-- START The records --

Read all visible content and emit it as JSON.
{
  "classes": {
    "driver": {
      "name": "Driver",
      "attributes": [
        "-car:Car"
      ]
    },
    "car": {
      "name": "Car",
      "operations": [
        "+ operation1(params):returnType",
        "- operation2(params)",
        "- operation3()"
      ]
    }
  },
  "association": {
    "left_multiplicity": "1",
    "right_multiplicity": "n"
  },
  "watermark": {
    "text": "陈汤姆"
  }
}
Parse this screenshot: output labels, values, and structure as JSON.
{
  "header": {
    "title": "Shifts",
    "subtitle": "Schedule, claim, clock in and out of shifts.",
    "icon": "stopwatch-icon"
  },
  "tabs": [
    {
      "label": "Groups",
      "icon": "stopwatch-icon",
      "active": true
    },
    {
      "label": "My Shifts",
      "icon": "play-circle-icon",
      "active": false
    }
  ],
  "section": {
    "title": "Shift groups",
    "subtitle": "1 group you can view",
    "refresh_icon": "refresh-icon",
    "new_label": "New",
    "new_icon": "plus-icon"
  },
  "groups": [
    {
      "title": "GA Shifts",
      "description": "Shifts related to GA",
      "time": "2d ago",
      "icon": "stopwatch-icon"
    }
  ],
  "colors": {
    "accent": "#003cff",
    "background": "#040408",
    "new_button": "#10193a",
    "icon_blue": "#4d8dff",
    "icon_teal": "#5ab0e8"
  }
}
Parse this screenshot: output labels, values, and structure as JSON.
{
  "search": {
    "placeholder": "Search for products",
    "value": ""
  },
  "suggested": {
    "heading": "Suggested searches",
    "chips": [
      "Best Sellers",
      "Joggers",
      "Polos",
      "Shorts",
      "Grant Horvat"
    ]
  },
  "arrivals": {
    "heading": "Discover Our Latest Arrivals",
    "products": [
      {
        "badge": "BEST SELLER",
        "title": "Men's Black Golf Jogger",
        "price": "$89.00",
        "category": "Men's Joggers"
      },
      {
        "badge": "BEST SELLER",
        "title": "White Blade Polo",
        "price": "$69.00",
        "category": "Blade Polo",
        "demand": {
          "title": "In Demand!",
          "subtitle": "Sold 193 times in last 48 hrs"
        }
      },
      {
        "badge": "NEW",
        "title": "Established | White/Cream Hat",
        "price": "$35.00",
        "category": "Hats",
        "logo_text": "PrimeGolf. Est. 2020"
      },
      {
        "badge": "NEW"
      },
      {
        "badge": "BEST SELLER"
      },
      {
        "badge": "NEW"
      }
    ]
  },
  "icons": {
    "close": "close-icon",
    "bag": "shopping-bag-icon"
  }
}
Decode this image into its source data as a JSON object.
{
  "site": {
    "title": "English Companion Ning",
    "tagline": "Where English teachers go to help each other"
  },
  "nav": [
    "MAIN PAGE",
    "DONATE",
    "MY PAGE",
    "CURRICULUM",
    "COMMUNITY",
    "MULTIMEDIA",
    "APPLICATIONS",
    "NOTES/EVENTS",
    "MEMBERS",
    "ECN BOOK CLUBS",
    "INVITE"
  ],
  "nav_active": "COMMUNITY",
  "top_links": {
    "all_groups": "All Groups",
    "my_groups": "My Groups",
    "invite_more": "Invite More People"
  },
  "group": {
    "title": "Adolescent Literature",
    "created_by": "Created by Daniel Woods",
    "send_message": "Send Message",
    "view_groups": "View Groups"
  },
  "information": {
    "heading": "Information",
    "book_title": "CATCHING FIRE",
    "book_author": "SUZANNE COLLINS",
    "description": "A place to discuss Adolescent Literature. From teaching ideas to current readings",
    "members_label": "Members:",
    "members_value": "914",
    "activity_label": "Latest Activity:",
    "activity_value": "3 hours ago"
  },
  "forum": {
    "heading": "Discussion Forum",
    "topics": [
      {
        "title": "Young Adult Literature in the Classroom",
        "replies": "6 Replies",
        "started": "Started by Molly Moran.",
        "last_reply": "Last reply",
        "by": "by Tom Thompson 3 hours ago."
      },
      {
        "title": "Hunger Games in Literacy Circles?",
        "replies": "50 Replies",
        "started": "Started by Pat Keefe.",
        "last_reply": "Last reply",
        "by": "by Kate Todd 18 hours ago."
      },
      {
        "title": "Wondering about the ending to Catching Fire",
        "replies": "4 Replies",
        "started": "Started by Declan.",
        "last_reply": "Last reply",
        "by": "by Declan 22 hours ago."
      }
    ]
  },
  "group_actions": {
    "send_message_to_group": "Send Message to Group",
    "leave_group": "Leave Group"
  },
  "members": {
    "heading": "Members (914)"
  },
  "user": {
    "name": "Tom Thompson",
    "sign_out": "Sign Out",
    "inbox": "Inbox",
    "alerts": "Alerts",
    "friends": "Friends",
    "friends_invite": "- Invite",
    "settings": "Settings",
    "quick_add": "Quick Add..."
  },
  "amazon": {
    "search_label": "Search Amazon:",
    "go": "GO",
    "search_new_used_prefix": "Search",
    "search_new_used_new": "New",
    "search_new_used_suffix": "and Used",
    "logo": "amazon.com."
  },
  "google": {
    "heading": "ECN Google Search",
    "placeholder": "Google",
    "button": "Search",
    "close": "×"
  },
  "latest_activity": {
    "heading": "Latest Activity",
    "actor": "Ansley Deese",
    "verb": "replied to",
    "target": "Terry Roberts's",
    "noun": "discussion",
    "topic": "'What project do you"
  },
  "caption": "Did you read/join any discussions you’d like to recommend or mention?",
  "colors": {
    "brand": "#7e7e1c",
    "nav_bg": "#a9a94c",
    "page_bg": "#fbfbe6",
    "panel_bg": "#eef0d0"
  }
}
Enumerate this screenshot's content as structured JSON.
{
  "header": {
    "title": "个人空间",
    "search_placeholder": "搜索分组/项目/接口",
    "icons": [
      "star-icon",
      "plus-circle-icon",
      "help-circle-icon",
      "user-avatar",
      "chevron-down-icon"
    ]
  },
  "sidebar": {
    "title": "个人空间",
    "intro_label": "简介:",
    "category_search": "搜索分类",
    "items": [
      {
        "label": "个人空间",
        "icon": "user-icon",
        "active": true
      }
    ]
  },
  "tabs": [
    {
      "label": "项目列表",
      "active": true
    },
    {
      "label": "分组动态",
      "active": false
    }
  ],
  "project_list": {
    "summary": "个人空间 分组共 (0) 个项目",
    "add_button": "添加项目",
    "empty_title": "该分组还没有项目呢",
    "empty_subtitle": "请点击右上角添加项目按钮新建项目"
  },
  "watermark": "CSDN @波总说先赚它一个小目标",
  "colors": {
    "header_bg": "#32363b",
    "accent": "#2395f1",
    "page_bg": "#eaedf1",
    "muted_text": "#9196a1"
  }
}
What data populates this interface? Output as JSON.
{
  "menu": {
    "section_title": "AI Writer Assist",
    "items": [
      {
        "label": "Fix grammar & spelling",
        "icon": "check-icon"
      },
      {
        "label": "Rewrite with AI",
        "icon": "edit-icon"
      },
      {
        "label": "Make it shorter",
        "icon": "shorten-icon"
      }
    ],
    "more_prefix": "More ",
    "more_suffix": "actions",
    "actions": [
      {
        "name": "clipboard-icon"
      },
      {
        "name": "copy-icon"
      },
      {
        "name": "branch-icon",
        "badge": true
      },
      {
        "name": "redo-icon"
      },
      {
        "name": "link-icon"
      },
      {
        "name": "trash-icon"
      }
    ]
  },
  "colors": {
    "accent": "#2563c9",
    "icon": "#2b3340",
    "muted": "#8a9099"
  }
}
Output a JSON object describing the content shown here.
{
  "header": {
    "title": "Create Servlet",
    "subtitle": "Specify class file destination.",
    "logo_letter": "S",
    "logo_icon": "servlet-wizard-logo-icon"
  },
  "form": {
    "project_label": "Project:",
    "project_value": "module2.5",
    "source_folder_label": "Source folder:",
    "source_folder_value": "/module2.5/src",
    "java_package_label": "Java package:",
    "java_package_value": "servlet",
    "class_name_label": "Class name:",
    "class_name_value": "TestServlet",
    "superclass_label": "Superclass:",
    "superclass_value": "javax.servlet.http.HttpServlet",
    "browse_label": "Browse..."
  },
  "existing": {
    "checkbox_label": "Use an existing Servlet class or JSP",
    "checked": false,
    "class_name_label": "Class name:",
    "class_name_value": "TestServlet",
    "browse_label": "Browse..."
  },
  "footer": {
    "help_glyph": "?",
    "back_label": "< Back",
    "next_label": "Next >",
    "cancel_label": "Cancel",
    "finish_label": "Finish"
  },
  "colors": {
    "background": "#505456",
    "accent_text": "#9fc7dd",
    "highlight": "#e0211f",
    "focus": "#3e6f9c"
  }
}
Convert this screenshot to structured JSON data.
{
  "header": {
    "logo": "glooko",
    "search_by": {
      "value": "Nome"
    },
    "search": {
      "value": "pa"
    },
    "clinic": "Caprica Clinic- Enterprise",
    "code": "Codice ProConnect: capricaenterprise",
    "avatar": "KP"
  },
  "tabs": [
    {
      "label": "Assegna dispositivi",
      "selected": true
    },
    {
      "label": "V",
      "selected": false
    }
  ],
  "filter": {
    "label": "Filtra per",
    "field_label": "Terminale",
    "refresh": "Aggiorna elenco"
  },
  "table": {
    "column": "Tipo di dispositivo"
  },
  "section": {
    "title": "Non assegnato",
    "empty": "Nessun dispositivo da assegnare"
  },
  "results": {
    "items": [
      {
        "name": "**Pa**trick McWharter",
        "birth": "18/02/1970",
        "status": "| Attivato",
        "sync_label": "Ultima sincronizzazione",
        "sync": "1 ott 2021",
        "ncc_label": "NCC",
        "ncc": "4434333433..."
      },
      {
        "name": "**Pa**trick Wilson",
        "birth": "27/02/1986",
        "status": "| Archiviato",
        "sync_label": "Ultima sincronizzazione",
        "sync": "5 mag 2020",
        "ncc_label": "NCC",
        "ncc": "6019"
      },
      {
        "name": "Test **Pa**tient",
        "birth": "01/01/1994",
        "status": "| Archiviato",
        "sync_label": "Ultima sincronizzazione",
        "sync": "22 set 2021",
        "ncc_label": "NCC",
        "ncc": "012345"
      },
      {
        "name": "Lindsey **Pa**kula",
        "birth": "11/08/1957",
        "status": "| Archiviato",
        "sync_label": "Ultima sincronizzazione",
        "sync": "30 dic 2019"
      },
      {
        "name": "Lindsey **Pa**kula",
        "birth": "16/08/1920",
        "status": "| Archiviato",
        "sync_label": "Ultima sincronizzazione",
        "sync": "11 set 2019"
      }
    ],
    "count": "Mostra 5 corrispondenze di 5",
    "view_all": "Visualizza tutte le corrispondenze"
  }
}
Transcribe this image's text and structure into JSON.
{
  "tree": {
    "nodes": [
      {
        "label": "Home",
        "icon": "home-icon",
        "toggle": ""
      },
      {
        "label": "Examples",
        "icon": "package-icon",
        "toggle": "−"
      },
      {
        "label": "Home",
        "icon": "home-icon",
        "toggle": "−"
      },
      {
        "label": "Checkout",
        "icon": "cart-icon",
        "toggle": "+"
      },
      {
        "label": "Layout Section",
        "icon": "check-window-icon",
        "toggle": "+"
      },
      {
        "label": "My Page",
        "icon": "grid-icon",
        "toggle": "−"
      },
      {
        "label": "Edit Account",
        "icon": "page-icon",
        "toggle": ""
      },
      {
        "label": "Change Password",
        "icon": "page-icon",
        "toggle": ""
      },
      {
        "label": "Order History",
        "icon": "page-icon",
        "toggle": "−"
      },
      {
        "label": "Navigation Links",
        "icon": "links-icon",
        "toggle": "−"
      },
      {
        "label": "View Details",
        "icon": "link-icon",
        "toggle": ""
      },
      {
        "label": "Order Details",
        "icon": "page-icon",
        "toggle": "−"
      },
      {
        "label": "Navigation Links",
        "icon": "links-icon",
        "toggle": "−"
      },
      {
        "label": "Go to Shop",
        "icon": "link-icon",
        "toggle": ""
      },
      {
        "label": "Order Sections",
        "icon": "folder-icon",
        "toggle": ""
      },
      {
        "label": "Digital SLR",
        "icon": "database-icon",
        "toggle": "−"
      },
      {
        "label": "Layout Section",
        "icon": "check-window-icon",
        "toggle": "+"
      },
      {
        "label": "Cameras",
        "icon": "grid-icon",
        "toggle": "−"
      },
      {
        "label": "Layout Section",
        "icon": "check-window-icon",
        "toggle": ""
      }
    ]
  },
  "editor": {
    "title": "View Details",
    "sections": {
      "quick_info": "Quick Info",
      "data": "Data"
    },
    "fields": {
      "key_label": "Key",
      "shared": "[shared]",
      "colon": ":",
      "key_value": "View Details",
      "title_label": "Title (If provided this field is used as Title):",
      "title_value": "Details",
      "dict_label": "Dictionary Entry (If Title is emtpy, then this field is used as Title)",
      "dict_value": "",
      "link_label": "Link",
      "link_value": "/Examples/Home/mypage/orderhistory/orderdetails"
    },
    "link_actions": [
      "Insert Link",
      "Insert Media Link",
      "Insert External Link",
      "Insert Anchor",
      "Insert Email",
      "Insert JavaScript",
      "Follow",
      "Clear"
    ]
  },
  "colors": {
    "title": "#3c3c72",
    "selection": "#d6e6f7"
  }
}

-- END The records --

Pull out every line above that holds the word "products".

• [Problem solution]
    "placeholder": "Search for products",
    "products": [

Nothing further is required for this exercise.